= WORK REQUIRED =
A faithful copy of the entries is required, with no images in it.

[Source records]

::::::::::

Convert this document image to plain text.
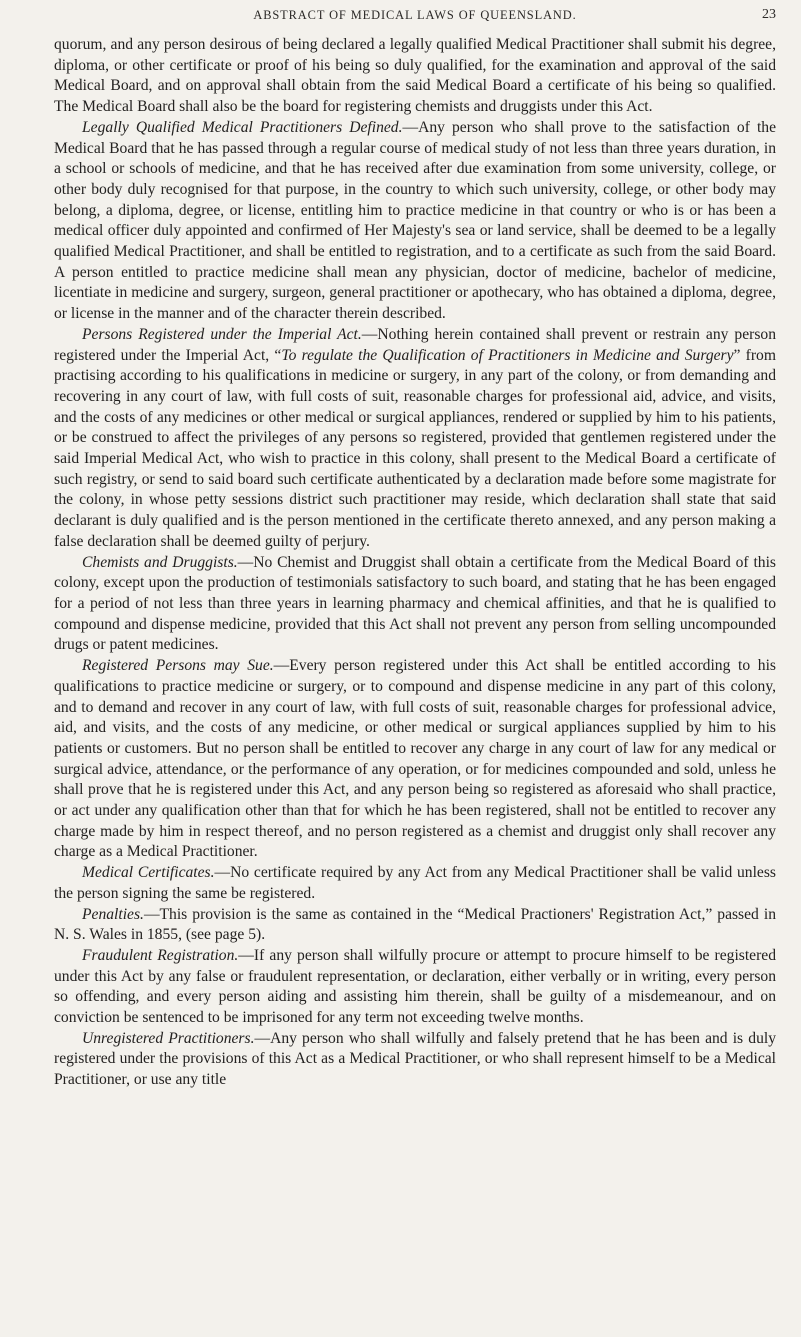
ABSTRACT OF MEDICAL LAWS OF QUEENSLAND.	23

quorum, and any person desirous of being declared a legally qualified Medical Practitioner shall submit his degree, diploma, or other certificate or proof of his being so duly qualified, for the examination and approval of the said Medical Board, and on approval shall obtain from the said Medical Board a certificate of his being so qualified. The Medical Board shall also be the board for registering chemists and druggists under this Act.

Legally Qualified Medical Practitioners Defined.—Any person who shall prove to the satisfaction of the Medical Board that he has passed through a regular course of medical study of not less than three years duration, in a school or schools of medicine, and that he has received after due examination from some university, college, or other body duly recognised for that purpose, in the country to which such university, college, or other body may belong, a diploma, degree, or license, entitling him to practice medicine in that country or who is or has been a medical officer duly appointed and confirmed of Her Majesty's sea or land service, shall be deemed to be a legally qualified Medical Practitioner, and shall be entitled to registration, and to a certificate as such from the said Board. A person entitled to practice medicine shall mean any physician, doctor of medicine, bachelor of medicine, licentiate in medicine and surgery, surgeon, general practitioner or apothecary, who has obtained a diploma, degree, or license in the manner and of the character therein described.

Persons Registered under the Imperial Act.—Nothing herein contained shall prevent or restrain any person registered under the Imperial Act, “To regulate the Qualification of Practitioners in Medicine and Surgery” from practising according to his qualifications in medicine or surgery, in any part of the colony, or from demanding and recovering in any court of law, with full costs of suit, reasonable charges for professional aid, advice, and visits, and the costs of any medicines or other medical or surgical appliances, rendered or supplied by him to his patients, or be construed to affect the privileges of any persons so registered, provided that gentlemen registered under the said Imperial Medical Act, who wish to practice in this colony, shall present to the Medical Board a certificate of such registry, or send to said board such certificate authenticated by a declaration made before some magistrate for the colony, in whose petty sessions district such practitioner may reside, which declaration shall state that said declarant is duly qualified and is the person mentioned in the certificate thereto annexed, and any person making a false declaration shall be deemed guilty of perjury.

Chemists and Druggists.—No Chemist and Druggist shall obtain a certificate from the Medical Board of this colony, except upon the production of testimonials satisfactory to such board, and stating that he has been engaged for a period of not less than three years in learning pharmacy and chemical affinities, and that he is qualified to compound and dispense medicine, provided that this Act shall not prevent any person from selling uncompounded drugs or patent medicines.

Registered Persons may Sue.—Every person registered under this Act shall be entitled according to his qualifications to practice medicine or surgery, or to compound and dispense medicine in any part of this colony, and to demand and recover in any court of law, with full costs of suit, reasonable charges for professional advice, aid, and visits, and the costs of any medicine, or other medical or surgical appliances supplied by him to his patients or customers. But no person shall be entitled to recover any charge in any court of law for any medical or surgical advice, attendance, or the performance of any operation, or for medicines compounded and sold, unless he shall prove that he is registered under this Act, and any person being so registered as aforesaid who shall practice, or act under any qualification other than that for which he has been registered, shall not be entitled to recover any charge made by him in respect thereof, and no person registered as a chemist and druggist only shall recover any charge as a Medical Practitioner.

Medical Certificates.—No certificate required by any Act from any Medical Practitioner shall be valid unless the person signing the same be registered.

Penalties.—This provision is the same as contained in the “Medical Practioners' Registration Act,” passed in N. S. Wales in 1855, (see page 5).

Fraudulent Registration.—If any person shall wilfully procure or attempt to procure himself to be registered under this Act by any false or fraudulent representation, or declaration, either verbally or in writing, every person so offending, and every person aiding and assisting him therein, shall be guilty of a misdemeanour, and on conviction be sentenced to be imprisoned for any term not exceeding twelve months.

Unregistered Practitioners.—Any person who shall wilfully and falsely pretend that he has been and is duly registered under the provisions of this Act as a Medical Practitioner, or who shall represent himself to be a Medical Practitioner, or use any title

::::::::::

= ANSWER =
Convert this document image to plain text.
ABSTRACT OF MEDICAL LAWS OF QUEENSLAND.	23

quorum, and any person desirous of being declared a legally qualified Medical Practitioner shall submit his degree, diploma, or other certificate or proof of his being so duly qualified, for the examination and approval of the said Medical Board, and on approval shall obtain from the said Medical Board a certificate of his being so qualified. The Medical Board shall also be the board for registering chemists and druggists under this Act.

Legally Qualified Medical Practitioners Defined.—Any person who shall prove to the satisfaction of the Medical Board that he has passed through a regular course of medical study of not less than three years duration, in a school or schools of medicine, and that he has received after due examination from some university, college, or other body duly recognised for that purpose, in the country to which such university, college, or other body may belong, a diploma, degree, or license, entitling him to practice medicine in that country or who is or has been a medical officer duly appointed and confirmed of Her Majesty's sea or land service, shall be deemed to be a legally qualified Medical Practitioner, and shall be entitled to registration, and to a certificate as such from the said Board. A person entitled to practice medicine shall mean any physician, doctor of medicine, bachelor of medicine, licentiate in medicine and surgery, surgeon, general practitioner or apothecary, who has obtained a diploma, degree, or license in the manner and of the character therein described.

Persons Registered under the Imperial Act.—Nothing herein contained shall prevent or restrain any person registered under the Imperial Act, “To regulate the Qualification of Practitioners in Medicine and Surgery” from practising according to his qualifications in medicine or surgery, in any part of the colony, or from demanding and recovering in any court of law, with full costs of suit, reasonable charges for professional aid, advice, and visits, and the costs of any medicines or other medical or surgical appliances, rendered or supplied by him to his patients, or be construed to affect the privileges of any persons so registered, provided that gentlemen registered under the said Imperial Medical Act, who wish to practice in this colony, shall present to the Medical Board a certificate of such registry, or send to said board such certificate authenticated by a declaration made before some magistrate for the colony, in whose petty sessions district such practitioner may reside, which declaration shall state that said declarant is duly qualified and is the person mentioned in the certificate thereto annexed, and any person making a false declaration shall be deemed guilty of perjury.

Chemists and Druggists.—No Chemist and Druggist shall obtain a certificate from the Medical Board of this colony, except upon the production of testimonials satisfactory to such board, and stating that he has been engaged for a period of not less than three years in learning pharmacy and chemical affinities, and that he is qualified to compound and dispense medicine, provided that this Act shall not prevent any person from selling uncompounded drugs or patent medicines.

Registered Persons may Sue.—Every person registered under this Act shall be entitled according to his qualifications to practice medicine or surgery, or to compound and dispense medicine in any part of this colony, and to demand and recover in any court of law, with full costs of suit, reasonable charges for professional advice, aid, and visits, and the costs of any medicine, or other medical or surgical appliances supplied by him to his patients or customers. But no person shall be entitled to recover any charge in any court of law for any medical or surgical advice, attendance, or the performance of any operation, or for medicines compounded and sold, unless he shall prove that he is registered under this Act, and any person being so registered as aforesaid who shall practice, or act under any qualification other than that for which he has been registered, shall not be entitled to recover any charge made by him in respect thereof, and no person registered as a chemist and druggist only shall recover any charge as a Medical Practitioner.

Medical Certificates.—No certificate required by any Act from any Medical Practitioner shall be valid unless the person signing the same be registered.

Penalties.—This provision is the same as contained in the “Medical Practioners' Registration Act,” passed in N. S. Wales in 1855, (see page 5).

Fraudulent Registration.—If any person shall wilfully procure or attempt to procure himself to be registered under this Act by any false or fraudulent representation, or declaration, either verbally or in writing, every person so offending, and every person aiding and assisting him therein, shall be guilty of a misdemeanour, and on conviction be sentenced to be imprisoned for any term not exceeding twelve months.

Unregistered Practitioners.—Any person who shall wilfully and falsely pretend that he has been and is duly registered under the provisions of this Act as a Medical Practitioner, or who shall represent himself to be a Medical Practitioner, or use any title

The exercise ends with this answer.